===== Texto mostrado

Querer y respetar la vida es un privilegio de personas educadas, porque labrar el amor requiere esfuerzo e inteligencia.
 
Los amantes de los perros, los que estamos persuadidos de que los animales tienen derechos, nos debatimos en un mar de aguas encrespadas por vencer la indiferencia y la crueldad, patrones sempiternos del trato que el hombre les provee.
 
Promovemos la esterilización como el único medio incruento y aséptico de control de la población canina en las ciudades porque sabemos que casi todos los perros que nacen en el mundo vienen a padecer un insondable sufrimiento.
 
Al mismo tiempo reprobamos la industria de las tiendas de mascotas que venden animales, porque crean relaciones no amorosas que se dan cuando la compra del animal es por un divertimento pasajero. El niño, por ejemplo, que compra un perrito como se compra un juguete de plástico, y que después, cuando el animal crece o la familia sale de vacaciones, lo deja abandonado porque ya no lo divierte o porque no puede cuidarlo. El que hace un comercio de vender animales, si vende diez perros reproduce diez perros, si vende cien perros reproduce cien perros.
 
Los perros que pueden adoptarse en los albergues tienen una sola diferencia con los perros de las tiendas de mascotas, y es que están sucios. Se bañan y ya está. Son tan maravillosos amigos y tan cariñosos como el que trae un estúpido certificado que pretende avalar su abolengo.
 
La grandeza de un hombre –la de usted o la mía, si acaso podemos aspirar a alguna- está en ser bondadoso pudiendo ser malo, porque ser bueno cuando se está acorralado o no se tiene posibilidad de escoger, no tiene mérito. Ser piadoso con los seres física o intelectualmente inferiores es un imperativo moral para el superior, si no, no es superior. Es, al contrario, un esperpento de arrogancia que pone a su especie, porque sí, por encima de las demás que habitan el planeta.
 
Es ilógico e inmoral, es vergonzoso para nuestra especie que siendo el perro el mejor amigo del hombre, sea el hombre el peor amigo del perro.
 
La mayoría de los hombres torturan por crueldad, por indiferencia, por ignorancia, por estupidez o por sádico placer a casi todos los perros del mundo. Ninguna de estas actitudes son adornos para quienes las ejercen. Suelen decir “al fin y al cabo es sólo un animal”, expresión irreflexiva y rastrera con la que descartan sin ver las cualidades del “sólo un animal”, y les niegan derechos.
 
En estos tiempos difíciles para la bondad y para el optimismo, tiempos de corazones avariciosos y espíritus devastados, suelen decirme que es pueril hablar de perros que sufren.
 
“¿Por qué te preocupa el bienestar de los perros si hay tantos niños hambrientos?”, es algo que escucho y escuchamos todos los defensores de animales, cada día.
 
Se pretende que son dos problemas diferentes, uno los niños, otro los perros. Yo creo que es un solo problema que se reduce a la crisis del hombre y de los tiempos que vivimos. El planeta da alimento para el niño y para el perro, pero no lo lleva a sus bocas. Son sus padres y sus amos, sus gobernantes y sus pastores, sus líderes y sus ilusionistas los que hacen mal reparto de los bienes y de la justicia.

==========

Enunciado de la tarea: Según el texto sobre los perros, ¿cuál es la única diferencia entre los perros que pueden adoptarse en los albergues y los de las tiendas de mascotas?

===== Ítems proporcionados

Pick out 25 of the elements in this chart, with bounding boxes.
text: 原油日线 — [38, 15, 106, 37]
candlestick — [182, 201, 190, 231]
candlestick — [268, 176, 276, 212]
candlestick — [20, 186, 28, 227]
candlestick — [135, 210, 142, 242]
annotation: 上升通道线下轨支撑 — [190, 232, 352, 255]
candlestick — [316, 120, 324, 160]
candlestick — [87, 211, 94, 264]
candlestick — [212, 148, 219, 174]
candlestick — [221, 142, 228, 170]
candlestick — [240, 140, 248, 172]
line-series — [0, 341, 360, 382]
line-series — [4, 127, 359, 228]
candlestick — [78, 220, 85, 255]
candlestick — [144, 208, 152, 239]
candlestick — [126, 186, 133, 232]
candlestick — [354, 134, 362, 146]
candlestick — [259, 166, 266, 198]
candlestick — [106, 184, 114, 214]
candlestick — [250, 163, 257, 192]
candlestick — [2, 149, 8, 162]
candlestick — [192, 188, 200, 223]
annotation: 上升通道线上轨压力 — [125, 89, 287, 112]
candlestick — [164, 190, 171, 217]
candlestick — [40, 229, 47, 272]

==========

Respuesta escrita: La única diferencia es que los perros de los albergues están sucios.